Aim: Scan the data below. Pull out each line where "description" occurs.

## Start Data for this exercise

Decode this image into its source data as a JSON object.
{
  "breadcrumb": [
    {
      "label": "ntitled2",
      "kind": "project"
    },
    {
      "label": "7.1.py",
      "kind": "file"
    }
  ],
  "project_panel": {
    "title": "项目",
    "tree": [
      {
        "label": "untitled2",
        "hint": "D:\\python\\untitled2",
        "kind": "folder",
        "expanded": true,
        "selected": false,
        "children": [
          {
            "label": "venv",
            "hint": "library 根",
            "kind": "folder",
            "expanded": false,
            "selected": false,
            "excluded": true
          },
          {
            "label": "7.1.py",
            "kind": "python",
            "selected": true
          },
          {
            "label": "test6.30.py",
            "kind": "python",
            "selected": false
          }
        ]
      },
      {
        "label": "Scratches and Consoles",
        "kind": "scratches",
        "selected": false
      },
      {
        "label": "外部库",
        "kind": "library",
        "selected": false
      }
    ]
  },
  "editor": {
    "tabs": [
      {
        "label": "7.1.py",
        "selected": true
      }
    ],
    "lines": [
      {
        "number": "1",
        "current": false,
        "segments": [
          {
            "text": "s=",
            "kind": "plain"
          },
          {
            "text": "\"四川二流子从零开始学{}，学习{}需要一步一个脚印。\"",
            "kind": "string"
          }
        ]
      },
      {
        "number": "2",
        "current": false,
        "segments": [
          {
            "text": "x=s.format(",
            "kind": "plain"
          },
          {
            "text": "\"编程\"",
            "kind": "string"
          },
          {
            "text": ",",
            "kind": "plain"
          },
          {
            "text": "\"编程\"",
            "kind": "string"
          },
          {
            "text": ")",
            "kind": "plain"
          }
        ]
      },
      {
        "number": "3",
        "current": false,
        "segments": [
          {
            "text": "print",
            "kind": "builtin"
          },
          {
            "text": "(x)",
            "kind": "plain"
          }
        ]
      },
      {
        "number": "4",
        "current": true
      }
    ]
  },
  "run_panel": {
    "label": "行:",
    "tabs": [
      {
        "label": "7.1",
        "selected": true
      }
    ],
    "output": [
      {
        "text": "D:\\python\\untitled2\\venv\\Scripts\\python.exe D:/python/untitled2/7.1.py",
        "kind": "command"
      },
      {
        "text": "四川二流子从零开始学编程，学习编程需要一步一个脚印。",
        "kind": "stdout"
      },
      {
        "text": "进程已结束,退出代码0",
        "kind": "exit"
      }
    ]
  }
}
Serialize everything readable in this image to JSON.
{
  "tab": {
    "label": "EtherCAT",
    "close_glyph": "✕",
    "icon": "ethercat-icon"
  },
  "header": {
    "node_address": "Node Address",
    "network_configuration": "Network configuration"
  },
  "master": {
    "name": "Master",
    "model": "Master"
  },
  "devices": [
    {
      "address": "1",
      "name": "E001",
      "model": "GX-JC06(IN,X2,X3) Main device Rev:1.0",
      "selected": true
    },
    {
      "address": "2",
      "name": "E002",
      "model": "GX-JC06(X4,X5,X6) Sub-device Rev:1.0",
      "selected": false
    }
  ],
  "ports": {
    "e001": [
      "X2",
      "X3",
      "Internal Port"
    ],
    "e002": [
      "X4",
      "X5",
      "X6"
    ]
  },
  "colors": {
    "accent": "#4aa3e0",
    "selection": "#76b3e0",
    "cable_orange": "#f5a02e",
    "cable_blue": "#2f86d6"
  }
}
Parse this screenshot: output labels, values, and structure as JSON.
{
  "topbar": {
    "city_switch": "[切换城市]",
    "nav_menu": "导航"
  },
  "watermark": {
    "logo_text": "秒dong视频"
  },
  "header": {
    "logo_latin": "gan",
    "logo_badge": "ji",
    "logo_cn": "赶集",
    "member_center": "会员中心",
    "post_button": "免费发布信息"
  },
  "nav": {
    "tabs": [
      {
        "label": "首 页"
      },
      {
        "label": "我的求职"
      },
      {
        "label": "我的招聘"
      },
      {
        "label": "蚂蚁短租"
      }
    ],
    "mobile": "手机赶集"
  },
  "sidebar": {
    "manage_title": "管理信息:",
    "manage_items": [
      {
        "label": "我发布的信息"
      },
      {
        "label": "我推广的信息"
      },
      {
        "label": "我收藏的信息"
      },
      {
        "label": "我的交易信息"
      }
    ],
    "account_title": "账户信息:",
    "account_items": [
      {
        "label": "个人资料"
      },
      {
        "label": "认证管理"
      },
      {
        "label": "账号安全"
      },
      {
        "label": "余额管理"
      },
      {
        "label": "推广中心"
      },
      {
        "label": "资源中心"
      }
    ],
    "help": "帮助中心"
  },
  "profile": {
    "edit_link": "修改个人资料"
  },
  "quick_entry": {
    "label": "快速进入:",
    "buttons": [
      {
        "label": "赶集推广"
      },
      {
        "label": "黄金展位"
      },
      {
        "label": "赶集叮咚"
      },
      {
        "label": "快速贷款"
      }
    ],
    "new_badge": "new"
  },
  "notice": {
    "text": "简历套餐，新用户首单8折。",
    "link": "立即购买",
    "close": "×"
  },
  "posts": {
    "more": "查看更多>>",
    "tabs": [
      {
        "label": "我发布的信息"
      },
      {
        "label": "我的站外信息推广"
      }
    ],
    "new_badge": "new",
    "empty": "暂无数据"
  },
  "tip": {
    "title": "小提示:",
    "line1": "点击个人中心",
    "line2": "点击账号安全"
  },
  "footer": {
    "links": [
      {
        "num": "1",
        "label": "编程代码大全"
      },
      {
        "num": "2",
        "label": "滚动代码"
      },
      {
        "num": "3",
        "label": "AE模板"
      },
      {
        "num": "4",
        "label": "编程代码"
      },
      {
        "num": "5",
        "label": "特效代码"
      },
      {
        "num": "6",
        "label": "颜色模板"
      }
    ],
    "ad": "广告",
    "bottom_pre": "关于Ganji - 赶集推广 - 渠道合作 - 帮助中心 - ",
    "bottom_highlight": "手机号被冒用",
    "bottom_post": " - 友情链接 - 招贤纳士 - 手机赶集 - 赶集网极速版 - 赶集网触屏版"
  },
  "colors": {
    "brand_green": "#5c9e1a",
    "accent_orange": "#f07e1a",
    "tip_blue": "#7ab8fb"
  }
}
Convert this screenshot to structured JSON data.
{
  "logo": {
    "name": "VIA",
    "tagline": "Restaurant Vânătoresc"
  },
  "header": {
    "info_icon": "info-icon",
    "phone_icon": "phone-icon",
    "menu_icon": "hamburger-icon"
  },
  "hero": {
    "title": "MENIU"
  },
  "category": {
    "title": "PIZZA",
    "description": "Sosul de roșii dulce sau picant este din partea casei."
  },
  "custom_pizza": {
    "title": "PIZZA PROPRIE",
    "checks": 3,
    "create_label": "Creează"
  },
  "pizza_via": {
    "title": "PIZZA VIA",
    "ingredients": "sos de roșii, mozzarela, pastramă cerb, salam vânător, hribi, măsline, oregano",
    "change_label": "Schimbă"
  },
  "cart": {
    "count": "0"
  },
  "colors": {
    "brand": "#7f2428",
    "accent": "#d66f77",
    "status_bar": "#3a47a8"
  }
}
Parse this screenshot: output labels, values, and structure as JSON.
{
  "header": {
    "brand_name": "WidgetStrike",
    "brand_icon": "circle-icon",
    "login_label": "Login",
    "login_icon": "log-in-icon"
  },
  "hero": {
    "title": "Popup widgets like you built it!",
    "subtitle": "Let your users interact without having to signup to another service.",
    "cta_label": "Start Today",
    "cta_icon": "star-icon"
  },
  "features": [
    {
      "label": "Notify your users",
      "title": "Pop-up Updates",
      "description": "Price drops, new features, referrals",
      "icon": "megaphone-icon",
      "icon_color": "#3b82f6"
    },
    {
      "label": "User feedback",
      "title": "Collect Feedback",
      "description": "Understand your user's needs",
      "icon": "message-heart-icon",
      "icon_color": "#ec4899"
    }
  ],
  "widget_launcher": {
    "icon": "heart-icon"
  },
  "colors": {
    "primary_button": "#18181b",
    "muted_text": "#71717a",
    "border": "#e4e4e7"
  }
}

## End Data for this exercise

Task output:
    "description": "Sosul de roșii dulce sau picant este din partea casei."
      "description": "Price drops, new features, referrals",
      "description": "Understand your user's needs",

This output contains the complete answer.